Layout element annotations
* * * * * * * * *

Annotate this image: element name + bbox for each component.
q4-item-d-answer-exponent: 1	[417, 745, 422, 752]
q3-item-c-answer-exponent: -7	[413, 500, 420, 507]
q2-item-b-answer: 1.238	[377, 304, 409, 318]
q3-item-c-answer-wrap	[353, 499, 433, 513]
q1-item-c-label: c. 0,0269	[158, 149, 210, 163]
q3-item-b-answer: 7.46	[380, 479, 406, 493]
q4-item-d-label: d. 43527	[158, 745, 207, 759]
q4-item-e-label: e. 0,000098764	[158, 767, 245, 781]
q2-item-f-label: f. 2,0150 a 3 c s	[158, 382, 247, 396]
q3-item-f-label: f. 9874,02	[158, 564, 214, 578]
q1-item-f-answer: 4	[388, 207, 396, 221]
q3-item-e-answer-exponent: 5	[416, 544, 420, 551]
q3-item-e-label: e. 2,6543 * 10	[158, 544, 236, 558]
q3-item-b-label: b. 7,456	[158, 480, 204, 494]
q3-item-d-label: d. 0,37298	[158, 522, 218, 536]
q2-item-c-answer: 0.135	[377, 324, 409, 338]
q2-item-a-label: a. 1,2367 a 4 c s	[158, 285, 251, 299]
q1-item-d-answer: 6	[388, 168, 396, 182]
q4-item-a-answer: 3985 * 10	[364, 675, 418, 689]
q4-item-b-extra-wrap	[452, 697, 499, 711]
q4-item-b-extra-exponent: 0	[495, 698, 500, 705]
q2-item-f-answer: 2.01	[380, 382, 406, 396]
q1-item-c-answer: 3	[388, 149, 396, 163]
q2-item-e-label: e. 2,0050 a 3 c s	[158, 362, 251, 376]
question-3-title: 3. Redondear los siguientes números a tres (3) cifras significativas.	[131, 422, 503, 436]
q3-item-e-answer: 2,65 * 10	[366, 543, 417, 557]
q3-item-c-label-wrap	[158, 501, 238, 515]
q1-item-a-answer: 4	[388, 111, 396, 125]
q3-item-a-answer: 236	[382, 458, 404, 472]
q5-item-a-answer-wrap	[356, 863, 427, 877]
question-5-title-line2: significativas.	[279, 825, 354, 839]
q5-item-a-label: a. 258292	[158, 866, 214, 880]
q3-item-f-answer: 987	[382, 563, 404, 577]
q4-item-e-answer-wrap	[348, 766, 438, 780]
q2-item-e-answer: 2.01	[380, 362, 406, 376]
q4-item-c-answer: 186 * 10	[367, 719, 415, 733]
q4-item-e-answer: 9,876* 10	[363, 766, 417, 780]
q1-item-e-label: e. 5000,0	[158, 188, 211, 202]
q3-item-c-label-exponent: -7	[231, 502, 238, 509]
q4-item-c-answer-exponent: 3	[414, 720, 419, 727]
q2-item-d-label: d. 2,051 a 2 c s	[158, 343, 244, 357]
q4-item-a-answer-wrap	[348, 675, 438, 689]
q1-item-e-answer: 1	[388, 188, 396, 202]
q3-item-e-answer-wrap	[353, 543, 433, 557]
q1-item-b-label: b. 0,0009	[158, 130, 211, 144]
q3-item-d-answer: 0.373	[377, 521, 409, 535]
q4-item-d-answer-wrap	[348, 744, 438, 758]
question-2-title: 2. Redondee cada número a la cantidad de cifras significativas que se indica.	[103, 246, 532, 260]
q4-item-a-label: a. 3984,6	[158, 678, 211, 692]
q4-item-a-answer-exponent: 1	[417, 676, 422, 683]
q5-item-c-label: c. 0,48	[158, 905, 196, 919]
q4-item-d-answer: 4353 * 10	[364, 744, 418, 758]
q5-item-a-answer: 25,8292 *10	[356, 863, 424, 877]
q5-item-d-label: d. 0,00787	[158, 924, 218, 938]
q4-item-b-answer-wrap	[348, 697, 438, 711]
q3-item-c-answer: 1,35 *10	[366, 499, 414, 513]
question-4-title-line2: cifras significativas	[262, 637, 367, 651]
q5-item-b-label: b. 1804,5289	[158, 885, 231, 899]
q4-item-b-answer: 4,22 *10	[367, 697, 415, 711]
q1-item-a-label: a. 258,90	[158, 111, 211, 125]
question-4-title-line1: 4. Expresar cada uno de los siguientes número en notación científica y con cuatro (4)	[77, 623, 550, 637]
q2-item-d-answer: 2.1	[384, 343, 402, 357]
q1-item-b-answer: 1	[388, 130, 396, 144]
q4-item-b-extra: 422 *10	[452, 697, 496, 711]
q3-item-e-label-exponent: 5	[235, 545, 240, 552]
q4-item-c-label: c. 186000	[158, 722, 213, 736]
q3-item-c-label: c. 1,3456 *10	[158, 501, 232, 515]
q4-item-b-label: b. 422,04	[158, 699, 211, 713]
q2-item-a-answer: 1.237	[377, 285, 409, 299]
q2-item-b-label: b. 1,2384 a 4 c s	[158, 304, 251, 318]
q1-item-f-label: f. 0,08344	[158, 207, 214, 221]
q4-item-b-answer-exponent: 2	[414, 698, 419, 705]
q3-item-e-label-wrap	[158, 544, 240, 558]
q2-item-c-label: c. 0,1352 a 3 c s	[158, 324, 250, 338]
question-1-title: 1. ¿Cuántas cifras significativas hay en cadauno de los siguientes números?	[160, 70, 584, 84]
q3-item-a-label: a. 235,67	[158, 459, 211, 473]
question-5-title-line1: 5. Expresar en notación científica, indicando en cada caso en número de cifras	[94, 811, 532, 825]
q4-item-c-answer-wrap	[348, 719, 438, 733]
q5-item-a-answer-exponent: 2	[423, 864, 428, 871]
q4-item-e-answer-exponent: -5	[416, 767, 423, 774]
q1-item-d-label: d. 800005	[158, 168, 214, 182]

* * * * * * * * *

- _GOAL_
Reproduce every row above verbatim, keeping each one unchanged.

- _RESPONSE_
Annotate this image: element name + bbox for each component.
q4-item-d-answer-exponent: 1	[417, 745, 422, 752]
q3-item-c-answer-exponent: -7	[413, 500, 420, 507]
q2-item-b-answer: 1.238	[377, 304, 409, 318]
q3-item-c-answer-wrap	[353, 499, 433, 513]
q1-item-c-label: c. 0,0269	[158, 149, 210, 163]
q3-item-b-answer: 7.46	[380, 479, 406, 493]
q4-item-d-label: d. 43527	[158, 745, 207, 759]
q4-item-e-label: e. 0,000098764	[158, 767, 245, 781]
q2-item-f-label: f. 2,0150 a 3 c s	[158, 382, 247, 396]
q3-item-f-label: f. 9874,02	[158, 564, 214, 578]
q1-item-f-answer: 4	[388, 207, 396, 221]
q3-item-e-answer-exponent: 5	[416, 544, 420, 551]
q3-item-e-label: e. 2,6543 * 10	[158, 544, 236, 558]
q3-item-b-label: b. 7,456	[158, 480, 204, 494]
q3-item-d-label: d. 0,37298	[158, 522, 218, 536]
q2-item-c-answer: 0.135	[377, 324, 409, 338]
q2-item-a-label: a. 1,2367 a 4 c s	[158, 285, 251, 299]
q1-item-d-answer: 6	[388, 168, 396, 182]
q4-item-a-answer: 3985 * 10	[364, 675, 418, 689]
q4-item-b-extra-wrap	[452, 697, 499, 711]
q4-item-b-extra-exponent: 0	[495, 698, 500, 705]
q2-item-f-answer: 2.01	[380, 382, 406, 396]
q1-item-c-answer: 3	[388, 149, 396, 163]
q2-item-e-label: e. 2,0050 a 3 c s	[158, 362, 251, 376]
question-3-title: 3. Redondear los siguientes números a tres (3) cifras significativas.	[131, 422, 503, 436]
q3-item-e-answer: 2,65 * 10	[366, 543, 417, 557]
q3-item-c-label-wrap	[158, 501, 238, 515]
q1-item-a-answer: 4	[388, 111, 396, 125]
q3-item-a-answer: 236	[382, 458, 404, 472]
q5-item-a-answer-wrap	[356, 863, 427, 877]
question-5-title-line2: significativas.	[279, 825, 354, 839]
q5-item-a-label: a. 258292	[158, 866, 214, 880]
q3-item-f-answer: 987	[382, 563, 404, 577]
q4-item-e-answer-wrap	[348, 766, 438, 780]
q2-item-e-answer: 2.01	[380, 362, 406, 376]
q4-item-c-answer: 186 * 10	[367, 719, 415, 733]
q4-item-e-answer: 9,876* 10	[363, 766, 417, 780]
q1-item-e-label: e. 5000,0	[158, 188, 211, 202]
q3-item-c-label-exponent: -7	[231, 502, 238, 509]
q4-item-c-answer-exponent: 3	[414, 720, 419, 727]
q2-item-d-label: d. 2,051 a 2 c s	[158, 343, 244, 357]
q4-item-a-answer-wrap	[348, 675, 438, 689]
q1-item-e-answer: 1	[388, 188, 396, 202]
q3-item-e-answer-wrap	[353, 543, 433, 557]
q1-item-b-label: b. 0,0009	[158, 130, 211, 144]
q3-item-d-answer: 0.373	[377, 521, 409, 535]
q4-item-d-answer-wrap	[348, 744, 438, 758]
question-2-title: 2. Redondee cada número a la cantidad de cifras significativas que se indica.	[103, 246, 532, 260]
q4-item-a-label: a. 3984,6	[158, 678, 211, 692]
q4-item-a-answer-exponent: 1	[417, 676, 422, 683]
q5-item-c-label: c. 0,48	[158, 905, 196, 919]
q4-item-d-answer: 4353 * 10	[364, 744, 418, 758]
q5-item-a-answer: 25,8292 *10	[356, 863, 424, 877]
q5-item-d-label: d. 0,00787	[158, 924, 218, 938]
q4-item-b-answer-wrap	[348, 697, 438, 711]
q3-item-c-answer: 1,35 *10	[366, 499, 414, 513]
question-4-title-line2: cifras significativas	[262, 637, 367, 651]
q5-item-b-label: b. 1804,5289	[158, 885, 231, 899]
q4-item-b-answer: 4,22 *10	[367, 697, 415, 711]
q1-item-a-label: a. 258,90	[158, 111, 211, 125]
question-4-title-line1: 4. Expresar cada uno de los siguientes número en notación científica y con cuatro (4)	[77, 623, 550, 637]
q2-item-d-answer: 2.1	[384, 343, 402, 357]
q1-item-b-answer: 1	[388, 130, 396, 144]
q4-item-b-extra: 422 *10	[452, 697, 496, 711]
q3-item-e-label-exponent: 5	[235, 545, 240, 552]
q4-item-c-label: c. 186000	[158, 722, 213, 736]
q3-item-c-label: c. 1,3456 *10	[158, 501, 232, 515]
q4-item-b-label: b. 422,04	[158, 699, 211, 713]
q2-item-a-answer: 1.237	[377, 285, 409, 299]
q2-item-b-label: b. 1,2384 a 4 c s	[158, 304, 251, 318]
q1-item-f-label: f. 0,08344	[158, 207, 214, 221]
q4-item-b-answer-exponent: 2	[414, 698, 419, 705]
q3-item-e-label-wrap	[158, 544, 240, 558]
q2-item-c-label: c. 0,1352 a 3 c s	[158, 324, 250, 338]
question-1-title: 1. ¿Cuántas cifras significativas hay en cadauno de los siguientes números?	[160, 70, 584, 84]
q3-item-a-label: a. 235,67	[158, 459, 211, 473]
question-5-title-line1: 5. Expresar en notación científica, indicando en cada caso en número de cifras	[94, 811, 532, 825]
q4-item-c-answer-wrap	[348, 719, 438, 733]
q5-item-a-answer-exponent: 2	[423, 864, 428, 871]
q4-item-e-answer-exponent: -5	[416, 767, 423, 774]
q1-item-d-label: d. 800005	[158, 168, 214, 182]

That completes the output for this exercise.